Do this –
Each record below is to be reproduced without any change.

** Start Supplied data **

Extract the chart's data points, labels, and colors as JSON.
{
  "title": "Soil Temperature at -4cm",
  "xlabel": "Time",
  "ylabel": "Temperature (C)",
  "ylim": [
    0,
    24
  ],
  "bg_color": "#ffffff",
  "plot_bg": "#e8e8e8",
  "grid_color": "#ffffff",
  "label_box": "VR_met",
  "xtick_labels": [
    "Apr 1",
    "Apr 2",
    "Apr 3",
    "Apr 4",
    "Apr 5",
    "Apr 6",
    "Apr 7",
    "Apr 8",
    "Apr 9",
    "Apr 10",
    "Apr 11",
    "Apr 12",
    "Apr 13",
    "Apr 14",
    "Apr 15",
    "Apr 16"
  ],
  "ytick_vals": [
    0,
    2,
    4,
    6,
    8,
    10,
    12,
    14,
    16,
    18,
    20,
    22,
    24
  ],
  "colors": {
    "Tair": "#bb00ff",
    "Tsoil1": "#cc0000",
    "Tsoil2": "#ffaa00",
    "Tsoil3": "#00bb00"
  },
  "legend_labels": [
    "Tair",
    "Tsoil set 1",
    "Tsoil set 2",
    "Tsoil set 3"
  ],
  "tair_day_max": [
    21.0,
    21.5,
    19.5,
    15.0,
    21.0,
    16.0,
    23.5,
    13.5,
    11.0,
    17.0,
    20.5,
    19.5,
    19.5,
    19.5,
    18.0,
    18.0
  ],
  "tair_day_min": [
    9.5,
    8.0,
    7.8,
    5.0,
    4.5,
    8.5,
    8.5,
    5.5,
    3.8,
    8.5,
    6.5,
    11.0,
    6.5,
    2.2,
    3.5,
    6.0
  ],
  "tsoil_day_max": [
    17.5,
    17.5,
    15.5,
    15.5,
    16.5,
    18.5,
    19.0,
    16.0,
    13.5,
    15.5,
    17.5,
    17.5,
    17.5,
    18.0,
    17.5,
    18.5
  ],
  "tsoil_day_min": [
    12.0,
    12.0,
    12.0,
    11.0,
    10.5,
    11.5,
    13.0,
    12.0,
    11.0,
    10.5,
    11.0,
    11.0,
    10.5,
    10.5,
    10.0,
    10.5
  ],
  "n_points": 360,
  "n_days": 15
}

** End Supplied data **

Response to the task –
Extract the chart's data points, labels, and colors as JSON.
{
  "title": "Soil Temperature at -4cm",
  "xlabel": "Time",
  "ylabel": "Temperature (C)",
  "ylim": [
    0,
    24
  ],
  "bg_color": "#ffffff",
  "plot_bg": "#e8e8e8",
  "grid_color": "#ffffff",
  "label_box": "VR_met",
  "xtick_labels": [
    "Apr 1",
    "Apr 2",
    "Apr 3",
    "Apr 4",
    "Apr 5",
    "Apr 6",
    "Apr 7",
    "Apr 8",
    "Apr 9",
    "Apr 10",
    "Apr 11",
    "Apr 12",
    "Apr 13",
    "Apr 14",
    "Apr 15",
    "Apr 16"
  ],
  "ytick_vals": [
    0,
    2,
    4,
    6,
    8,
    10,
    12,
    14,
    16,
    18,
    20,
    22,
    24
  ],
  "colors": {
    "Tair": "#bb00ff",
    "Tsoil1": "#cc0000",
    "Tsoil2": "#ffaa00",
    "Tsoil3": "#00bb00"
  },
  "legend_labels": [
    "Tair",
    "Tsoil set 1",
    "Tsoil set 2",
    "Tsoil set 3"
  ],
  "tair_day_max": [
    21.0,
    21.5,
    19.5,
    15.0,
    21.0,
    16.0,
    23.5,
    13.5,
    11.0,
    17.0,
    20.5,
    19.5,
    19.5,
    19.5,
    18.0,
    18.0
  ],
  "tair_day_min": [
    9.5,
    8.0,
    7.8,
    5.0,
    4.5,
    8.5,
    8.5,
    5.5,
    3.8,
    8.5,
    6.5,
    11.0,
    6.5,
    2.2,
    3.5,
    6.0
  ],
  "tsoil_day_max": [
    17.5,
    17.5,
    15.5,
    15.5,
    16.5,
    18.5,
    19.0,
    16.0,
    13.5,
    15.5,
    17.5,
    17.5,
    17.5,
    18.0,
    17.5,
    18.5
  ],
  "tsoil_day_min": [
    12.0,
    12.0,
    12.0,
    11.0,
    10.5,
    11.5,
    13.0,
    12.0,
    11.0,
    10.5,
    11.0,
    11.0,
    10.5,
    10.5,
    10.0,
    10.5
  ],
  "n_points": 360,
  "n_days": 15
}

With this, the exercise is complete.